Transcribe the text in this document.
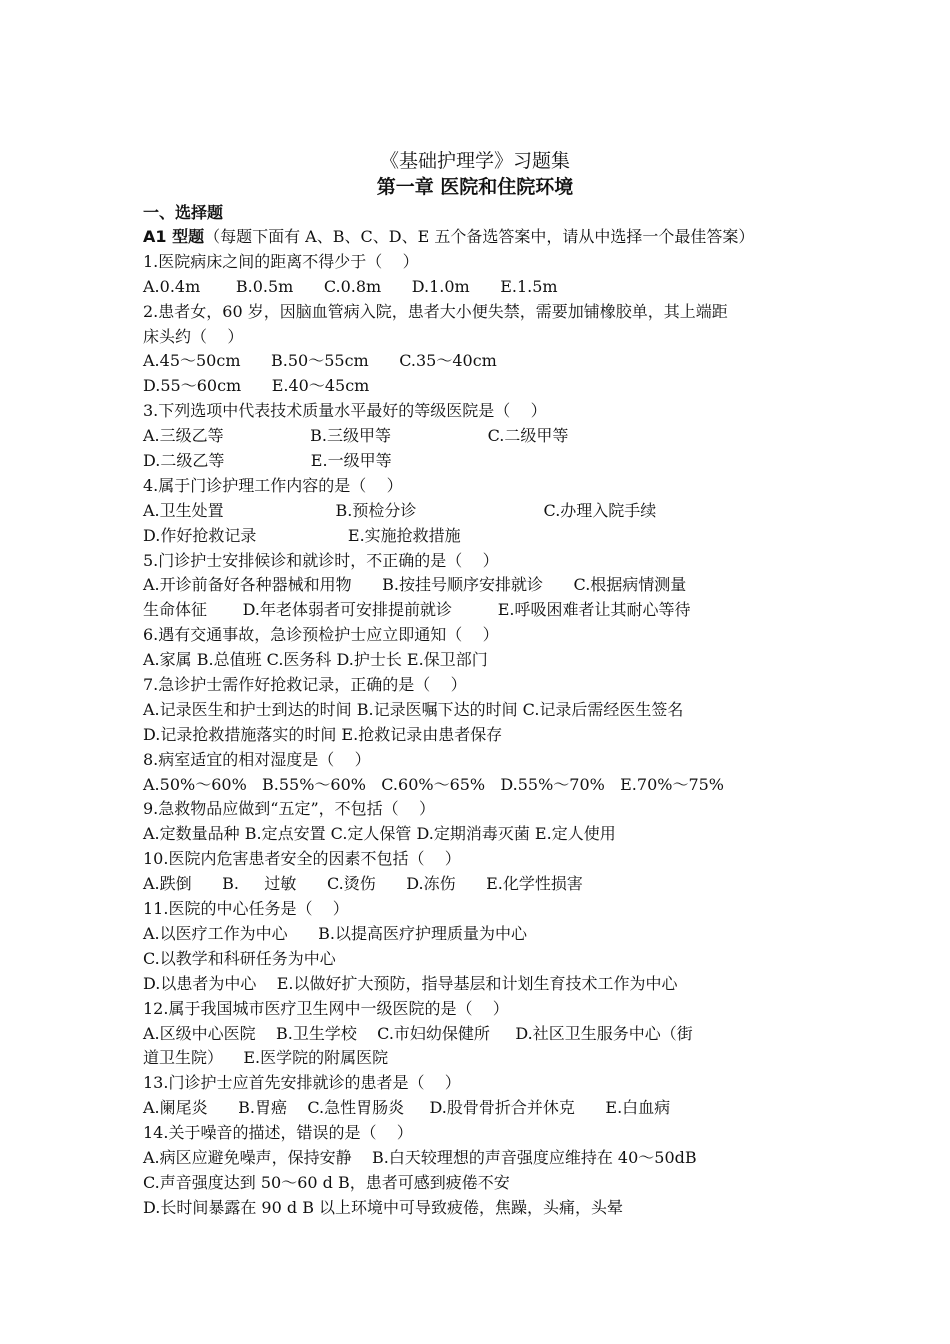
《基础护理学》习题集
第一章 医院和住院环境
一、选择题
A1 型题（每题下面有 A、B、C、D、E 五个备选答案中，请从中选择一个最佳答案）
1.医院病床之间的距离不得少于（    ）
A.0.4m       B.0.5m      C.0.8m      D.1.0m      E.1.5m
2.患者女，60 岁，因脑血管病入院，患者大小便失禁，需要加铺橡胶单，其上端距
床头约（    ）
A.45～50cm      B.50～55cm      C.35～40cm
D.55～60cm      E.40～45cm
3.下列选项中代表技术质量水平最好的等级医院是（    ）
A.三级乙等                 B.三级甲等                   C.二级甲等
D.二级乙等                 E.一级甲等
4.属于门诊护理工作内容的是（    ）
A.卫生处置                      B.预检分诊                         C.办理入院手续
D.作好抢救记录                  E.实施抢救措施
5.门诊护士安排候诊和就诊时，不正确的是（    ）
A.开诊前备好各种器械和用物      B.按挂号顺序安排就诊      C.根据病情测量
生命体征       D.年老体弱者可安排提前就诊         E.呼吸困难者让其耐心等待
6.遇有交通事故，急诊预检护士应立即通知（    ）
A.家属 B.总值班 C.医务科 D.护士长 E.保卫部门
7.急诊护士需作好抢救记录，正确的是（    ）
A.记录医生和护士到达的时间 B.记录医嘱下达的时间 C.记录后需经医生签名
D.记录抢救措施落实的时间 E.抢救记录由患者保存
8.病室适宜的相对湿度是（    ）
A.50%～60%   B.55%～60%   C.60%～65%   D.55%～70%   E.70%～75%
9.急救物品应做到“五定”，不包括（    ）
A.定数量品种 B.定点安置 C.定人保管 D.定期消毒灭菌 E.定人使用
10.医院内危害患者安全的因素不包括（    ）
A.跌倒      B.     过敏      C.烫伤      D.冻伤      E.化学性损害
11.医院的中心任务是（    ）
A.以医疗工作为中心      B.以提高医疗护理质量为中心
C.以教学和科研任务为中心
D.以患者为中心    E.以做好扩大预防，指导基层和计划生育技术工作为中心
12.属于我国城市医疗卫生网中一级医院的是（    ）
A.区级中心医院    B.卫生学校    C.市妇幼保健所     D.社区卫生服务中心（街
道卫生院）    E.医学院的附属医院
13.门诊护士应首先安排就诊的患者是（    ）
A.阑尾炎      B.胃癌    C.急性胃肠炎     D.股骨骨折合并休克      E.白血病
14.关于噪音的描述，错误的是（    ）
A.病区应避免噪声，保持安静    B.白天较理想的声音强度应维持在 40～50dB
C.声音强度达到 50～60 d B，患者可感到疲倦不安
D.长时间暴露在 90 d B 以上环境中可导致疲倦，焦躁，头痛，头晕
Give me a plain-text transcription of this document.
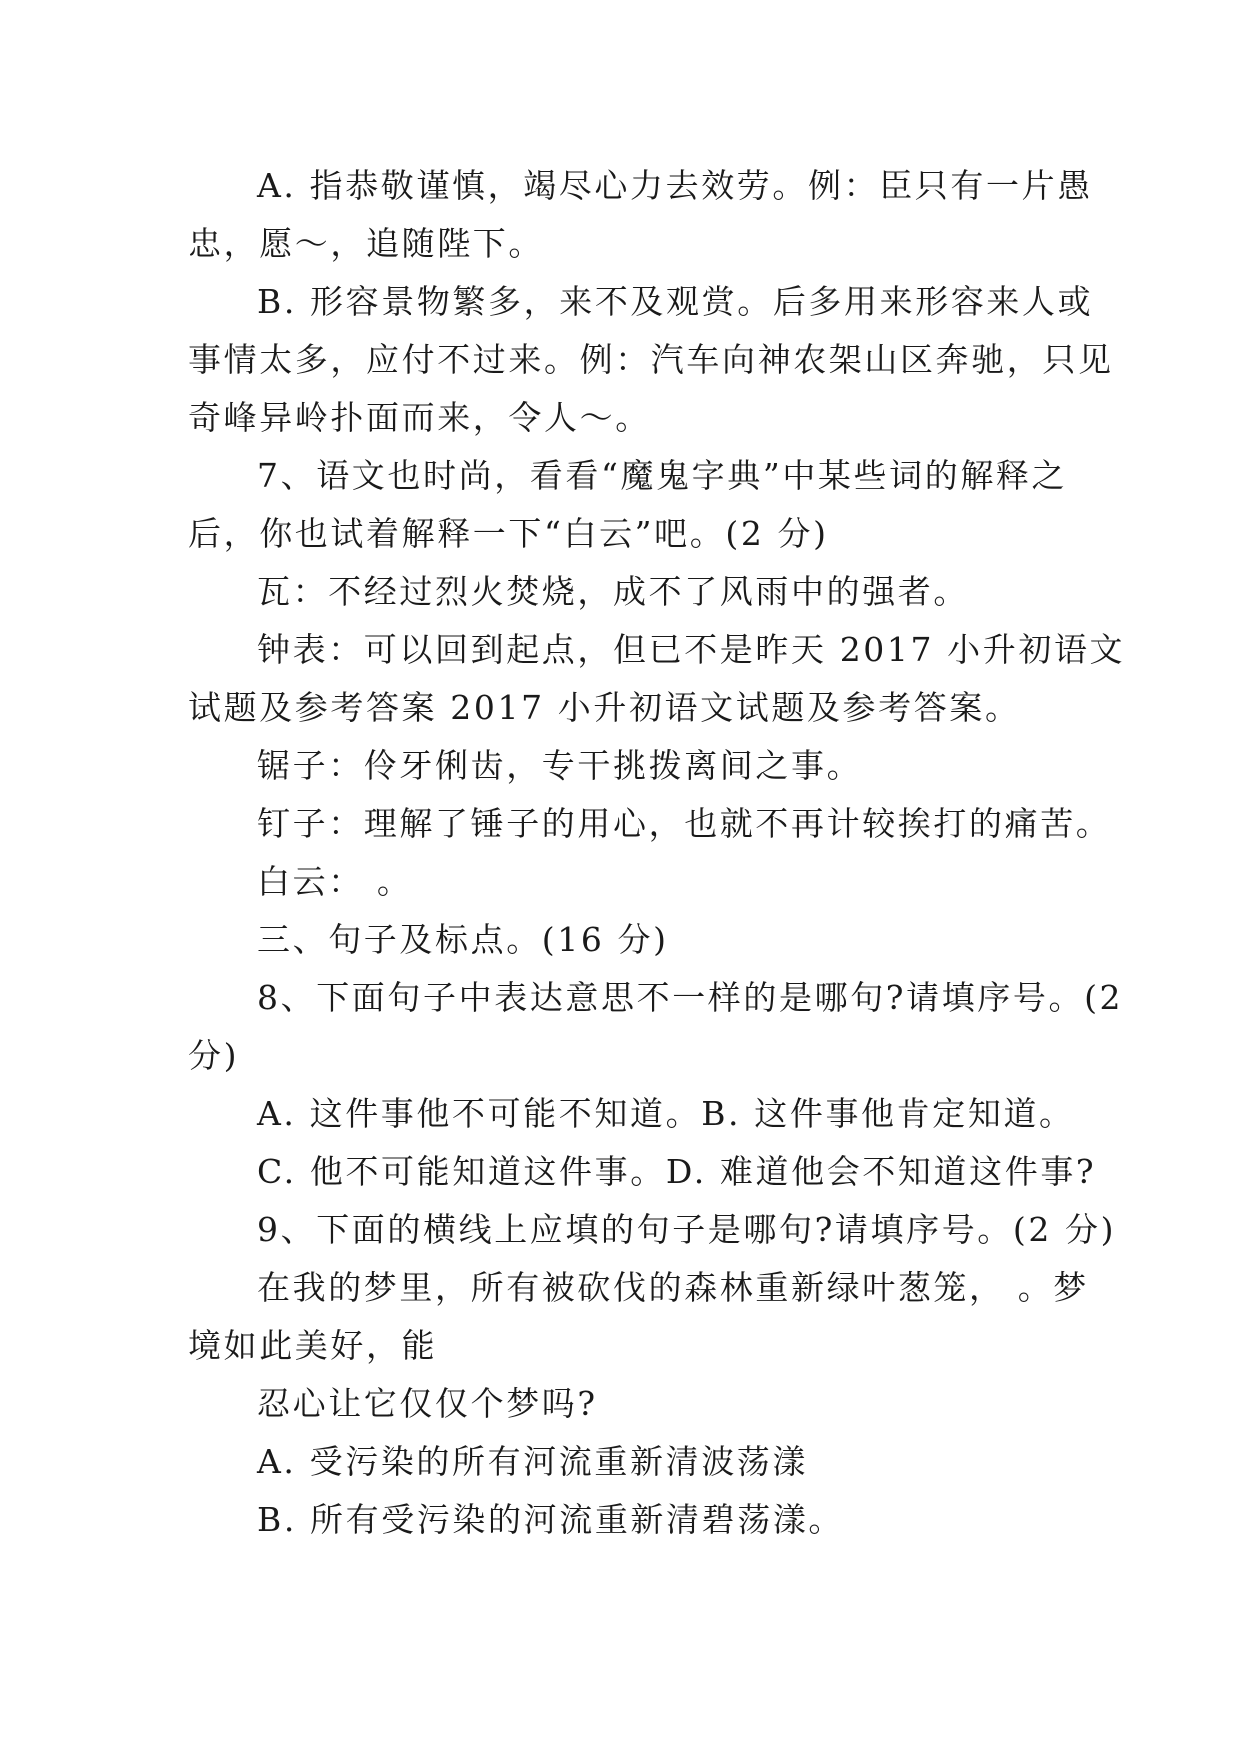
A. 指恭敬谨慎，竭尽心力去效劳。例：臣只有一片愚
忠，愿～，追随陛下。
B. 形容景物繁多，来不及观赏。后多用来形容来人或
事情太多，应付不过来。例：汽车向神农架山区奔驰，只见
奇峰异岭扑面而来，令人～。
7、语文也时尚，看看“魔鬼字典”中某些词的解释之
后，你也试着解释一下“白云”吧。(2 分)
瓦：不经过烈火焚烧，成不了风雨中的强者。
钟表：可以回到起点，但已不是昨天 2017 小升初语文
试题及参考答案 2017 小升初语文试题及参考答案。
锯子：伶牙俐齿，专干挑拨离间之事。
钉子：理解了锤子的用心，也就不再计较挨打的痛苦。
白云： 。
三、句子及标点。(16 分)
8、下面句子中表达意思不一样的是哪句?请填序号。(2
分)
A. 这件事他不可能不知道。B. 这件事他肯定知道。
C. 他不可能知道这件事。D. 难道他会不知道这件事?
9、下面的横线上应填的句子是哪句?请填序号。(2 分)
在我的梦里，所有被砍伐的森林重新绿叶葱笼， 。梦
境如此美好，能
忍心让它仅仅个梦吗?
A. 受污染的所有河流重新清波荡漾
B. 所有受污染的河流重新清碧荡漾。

STATED GOAL: The records above need to be given again exactly. Omit the pictures.

REPLY TO THE EXERCISE:
Transcribe the text in this document.
《基础护理学》习题集
第一章 医院和住院环境
一、选择题
A1 型题（每题下面有 A、B、C、D、E 五个备选答案中，请从中选择一个最佳答案）
1.医院病床之间的距离不得少于（    ）
A.0.4m       B.0.5m      C.0.8m      D.1.0m      E.1.5m
2.患者女，60 岁，因脑血管病入院，患者大小便失禁，需要加铺橡胶单，其上端距
床头约（    ）
A.45～50cm      B.50～55cm      C.35～40cm
D.55～60cm      E.40～45cm
3.下列选项中代表技术质量水平最好的等级医院是（    ）
A.三级乙等                 B.三级甲等                   C.二级甲等
D.二级乙等                 E.一级甲等
4.属于门诊护理工作内容的是（    ）
A.卫生处置                      B.预检分诊                         C.办理入院手续
D.作好抢救记录                  E.实施抢救措施
5.门诊护士安排候诊和就诊时，不正确的是（    ）
A.开诊前备好各种器械和用物      B.按挂号顺序安排就诊      C.根据病情测量
生命体征       D.年老体弱者可安排提前就诊         E.呼吸困难者让其耐心等待
6.遇有交通事故，急诊预检护士应立即通知（    ）
A.家属 B.总值班 C.医务科 D.护士长 E.保卫部门
7.急诊护士需作好抢救记录，正确的是（    ）
A.记录医生和护士到达的时间 B.记录医嘱下达的时间 C.记录后需经医生签名
D.记录抢救措施落实的时间 E.抢救记录由患者保存
8.病室适宜的相对湿度是（    ）
A.50%～60%   B.55%～60%   C.60%～65%   D.55%～70%   E.70%～75%
9.急救物品应做到“五定”，不包括（    ）
A.定数量品种 B.定点安置 C.定人保管 D.定期消毒灭菌 E.定人使用
10.医院内危害患者安全的因素不包括（    ）
A.跌倒      B.     过敏      C.烫伤      D.冻伤      E.化学性损害
11.医院的中心任务是（    ）
A.以医疗工作为中心      B.以提高医疗护理质量为中心
C.以教学和科研任务为中心
D.以患者为中心    E.以做好扩大预防，指导基层和计划生育技术工作为中心
12.属于我国城市医疗卫生网中一级医院的是（    ）
A.区级中心医院    B.卫生学校    C.市妇幼保健所     D.社区卫生服务中心（街
道卫生院）    E.医学院的附属医院
13.门诊护士应首先安排就诊的患者是（    ）
A.阑尾炎      B.胃癌    C.急性胃肠炎     D.股骨骨折合并休克      E.白血病
14.关于噪音的描述，错误的是（    ）
A.病区应避免噪声，保持安静    B.白天较理想的声音强度应维持在 40～50dB
C.声音强度达到 50～60 d B，患者可感到疲倦不安
D.长时间暴露在 90 d B 以上环境中可导致疲倦，焦躁，头痛，头晕
Give me a plain-text transcription of this document.
A. 指恭敬谨慎，竭尽心力去效劳。例：臣只有一片愚
忠，愿～，追随陛下。
B. 形容景物繁多，来不及观赏。后多用来形容来人或
事情太多，应付不过来。例：汽车向神农架山区奔驰，只见
奇峰异岭扑面而来，令人～。
7、语文也时尚，看看“魔鬼字典”中某些词的解释之
后，你也试着解释一下“白云”吧。(2 分)
瓦：不经过烈火焚烧，成不了风雨中的强者。
钟表：可以回到起点，但已不是昨天 2017 小升初语文
试题及参考答案 2017 小升初语文试题及参考答案。
锯子：伶牙俐齿，专干挑拨离间之事。
钉子：理解了锤子的用心，也就不再计较挨打的痛苦。
白云： 。
三、句子及标点。(16 分)
8、下面句子中表达意思不一样的是哪句?请填序号。(2
分)
A. 这件事他不可能不知道。B. 这件事他肯定知道。
C. 他不可能知道这件事。D. 难道他会不知道这件事?
9、下面的横线上应填的句子是哪句?请填序号。(2 分)
在我的梦里，所有被砍伐的森林重新绿叶葱笼， 。梦
境如此美好，能
忍心让它仅仅个梦吗?
A. 受污染的所有河流重新清波荡漾
B. 所有受污染的河流重新清碧荡漾。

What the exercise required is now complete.